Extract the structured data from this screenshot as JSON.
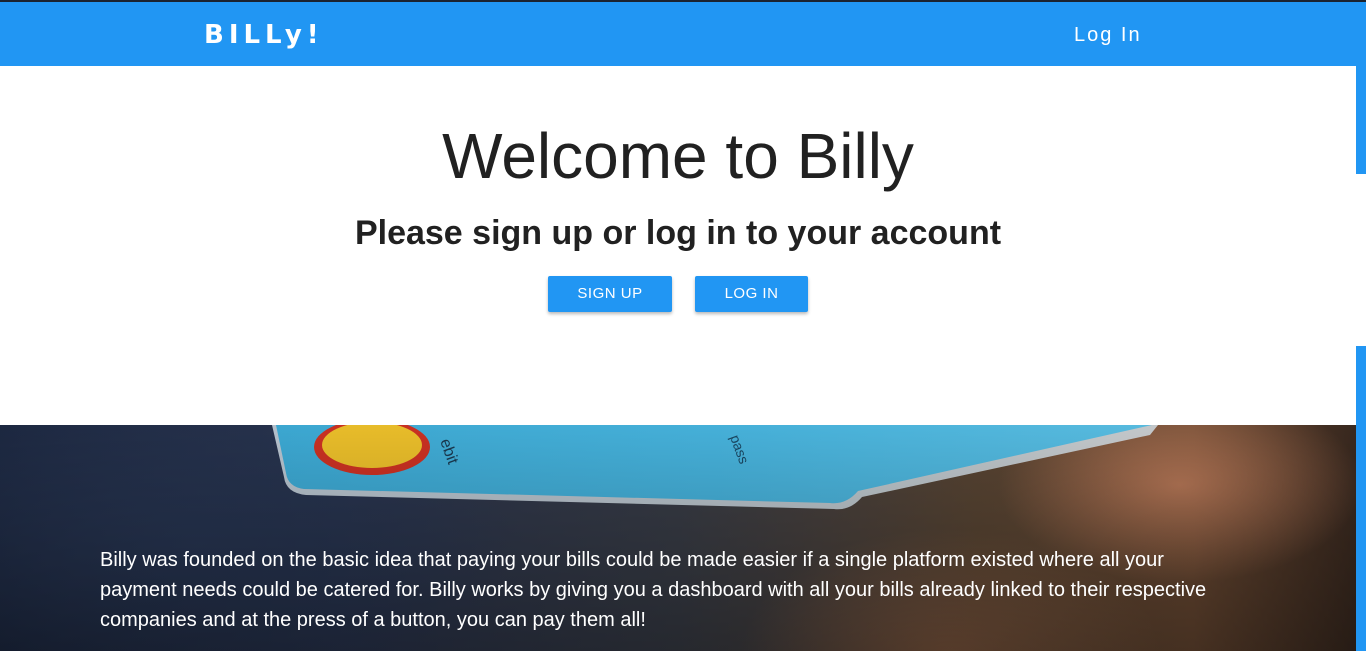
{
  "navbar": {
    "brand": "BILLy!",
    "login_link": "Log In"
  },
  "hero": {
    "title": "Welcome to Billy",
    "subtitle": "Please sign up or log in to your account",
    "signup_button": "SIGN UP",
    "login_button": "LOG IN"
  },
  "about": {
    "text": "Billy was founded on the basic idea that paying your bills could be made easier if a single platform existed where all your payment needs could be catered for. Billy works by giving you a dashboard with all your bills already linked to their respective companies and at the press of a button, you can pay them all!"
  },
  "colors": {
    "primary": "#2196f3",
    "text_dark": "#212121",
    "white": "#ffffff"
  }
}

----

Return the listing above unchanged, apart from dropping its pictures.

Extract the structured data from this screenshot as JSON.
{
  "navbar": {
    "brand": "BILLy!",
    "login_link": "Log In"
  },
  "hero": {
    "title": "Welcome to Billy",
    "subtitle": "Please sign up or log in to your account",
    "signup_button": "SIGN UP",
    "login_button": "LOG IN"
  },
  "about": {
    "text": "Billy was founded on the basic idea that paying your bills could be made easier if a single platform existed where all your payment needs could be catered for. Billy works by giving you a dashboard with all your bills already linked to their respective companies and at the press of a button, you can pay them all!"
  },
  "colors": {
    "primary": "#2196f3",
    "text_dark": "#212121",
    "white": "#ffffff"
  }
}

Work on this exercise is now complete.